BMC Public Health, [online] 16(1). Available at: http://europepmc.org/articles/PMC5100248 [Accessed 4 Apr.
2018].
Sara, your points are all well-taken (of course). The political, economic, social, and moral power of global public health programs can't be overestimated. But I'm curious about the challenges you raise. The power of public health policies is both constrained by and buttressed by limitations in the availability of human and financial capital that comprise these programs. Regardless of how (and why!) those resources are limited, it seems unavoidable that decisions must be made somehow to allocate them. I have no doubt that you've been scrutinizing the allocation processes with your typical vigor and insight, and that's why you've focused here on the narratives and practices of the military and colonialist procedures and metaphors. But here's my question: can the "power dynamics" that you describe be eliminated, and if not, what is the alternative? How can the legacy of "domination and dependence" be replaced with another more equitable system of deciding which nations and which people benefit the most from attention and health resources? And what would that system be?
ReplyDeleteHi Dr. Barke! Those questions you just posed are the SAME ones I brought up in one of our anthropology seminars and the answer I received from our very cheeky professor was a shrug and a "that is to be determined, isn't it?" sentiment. I do think though, that before we can even think to craft such a system, we must recognize the intricacies of the current dynamic. Very few (myself included) would ever question the good intentions of international health development work. But those working in the field MUST take a step back and recognize what ideals and values they are propagating by unilaterally coming into a community and making decisions for them. I think we are on the way to such systems as we see more biomedical research include "community engagement models" as a core component to their trials (this is actually what I'm working on in Sierra Leone!). I think incorporating this anthropological perspective in what could typically be considered more biological work (i.e. - biomedicine) is a step in the right direction -- but there I am again promoting more interdisciplinary problem solving, my usual battle cry!

::::::::

■ **Work required**
In the comment thread on global public health, why does the first commenter say that decisions about allocating resources are unavoidable?

::::::::

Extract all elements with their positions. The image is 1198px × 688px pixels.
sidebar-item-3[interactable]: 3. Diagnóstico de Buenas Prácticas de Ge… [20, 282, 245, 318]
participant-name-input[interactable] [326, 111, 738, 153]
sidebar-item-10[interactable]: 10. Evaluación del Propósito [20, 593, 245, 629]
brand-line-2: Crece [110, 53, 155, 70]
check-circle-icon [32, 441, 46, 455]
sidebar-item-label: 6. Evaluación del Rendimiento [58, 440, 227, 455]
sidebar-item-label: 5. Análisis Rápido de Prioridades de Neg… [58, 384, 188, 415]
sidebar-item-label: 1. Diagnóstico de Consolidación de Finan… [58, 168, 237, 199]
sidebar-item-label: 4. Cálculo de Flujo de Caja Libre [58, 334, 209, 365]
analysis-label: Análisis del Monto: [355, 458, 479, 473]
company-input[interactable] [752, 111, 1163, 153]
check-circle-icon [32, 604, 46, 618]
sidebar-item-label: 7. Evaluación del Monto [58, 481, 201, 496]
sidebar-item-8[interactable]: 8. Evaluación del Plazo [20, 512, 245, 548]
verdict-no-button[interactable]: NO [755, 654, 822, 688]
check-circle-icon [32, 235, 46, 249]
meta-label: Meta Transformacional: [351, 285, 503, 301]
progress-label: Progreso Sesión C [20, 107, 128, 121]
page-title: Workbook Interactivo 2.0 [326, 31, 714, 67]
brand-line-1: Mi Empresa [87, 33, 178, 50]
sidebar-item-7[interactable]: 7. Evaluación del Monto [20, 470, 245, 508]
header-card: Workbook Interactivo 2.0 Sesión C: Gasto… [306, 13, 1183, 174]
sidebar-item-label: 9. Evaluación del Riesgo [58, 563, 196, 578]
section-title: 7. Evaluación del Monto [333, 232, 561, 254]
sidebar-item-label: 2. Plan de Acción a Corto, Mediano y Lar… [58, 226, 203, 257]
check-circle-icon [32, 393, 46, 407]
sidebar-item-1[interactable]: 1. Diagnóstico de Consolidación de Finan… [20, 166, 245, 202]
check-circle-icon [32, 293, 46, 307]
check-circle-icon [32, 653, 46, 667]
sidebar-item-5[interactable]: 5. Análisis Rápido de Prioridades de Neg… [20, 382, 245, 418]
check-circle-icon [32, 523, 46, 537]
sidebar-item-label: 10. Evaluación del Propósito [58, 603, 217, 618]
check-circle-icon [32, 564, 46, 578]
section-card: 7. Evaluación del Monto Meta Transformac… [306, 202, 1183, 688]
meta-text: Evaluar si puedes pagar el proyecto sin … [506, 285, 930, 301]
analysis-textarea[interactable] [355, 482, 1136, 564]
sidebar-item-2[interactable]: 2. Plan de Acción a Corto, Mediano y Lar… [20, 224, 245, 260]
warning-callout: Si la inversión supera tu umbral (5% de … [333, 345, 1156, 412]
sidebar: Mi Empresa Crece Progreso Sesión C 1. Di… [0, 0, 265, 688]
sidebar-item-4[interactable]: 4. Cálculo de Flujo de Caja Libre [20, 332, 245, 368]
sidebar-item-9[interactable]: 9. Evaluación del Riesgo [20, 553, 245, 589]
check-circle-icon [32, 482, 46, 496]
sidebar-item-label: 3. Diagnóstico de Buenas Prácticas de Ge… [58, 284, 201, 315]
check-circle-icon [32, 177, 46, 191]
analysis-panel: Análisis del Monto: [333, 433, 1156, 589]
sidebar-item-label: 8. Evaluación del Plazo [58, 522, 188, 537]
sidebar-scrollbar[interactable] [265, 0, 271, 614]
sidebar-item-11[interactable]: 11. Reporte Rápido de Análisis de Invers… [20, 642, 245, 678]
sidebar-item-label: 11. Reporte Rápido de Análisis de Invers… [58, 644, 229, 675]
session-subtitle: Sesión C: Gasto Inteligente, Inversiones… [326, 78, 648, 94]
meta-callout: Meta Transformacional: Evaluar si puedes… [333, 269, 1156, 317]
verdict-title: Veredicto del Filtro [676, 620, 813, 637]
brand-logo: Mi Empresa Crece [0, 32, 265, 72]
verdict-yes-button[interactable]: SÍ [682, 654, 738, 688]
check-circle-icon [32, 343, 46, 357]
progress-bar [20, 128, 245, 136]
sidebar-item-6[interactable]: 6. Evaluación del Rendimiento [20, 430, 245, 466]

::::::::

■ **Response area**
Public health programs are made up of human and financial capital, and those resources are limited. Whatever the cause of that limit, the resources still have to be divided somehow, so deciding how to allocate them cannot be avoided.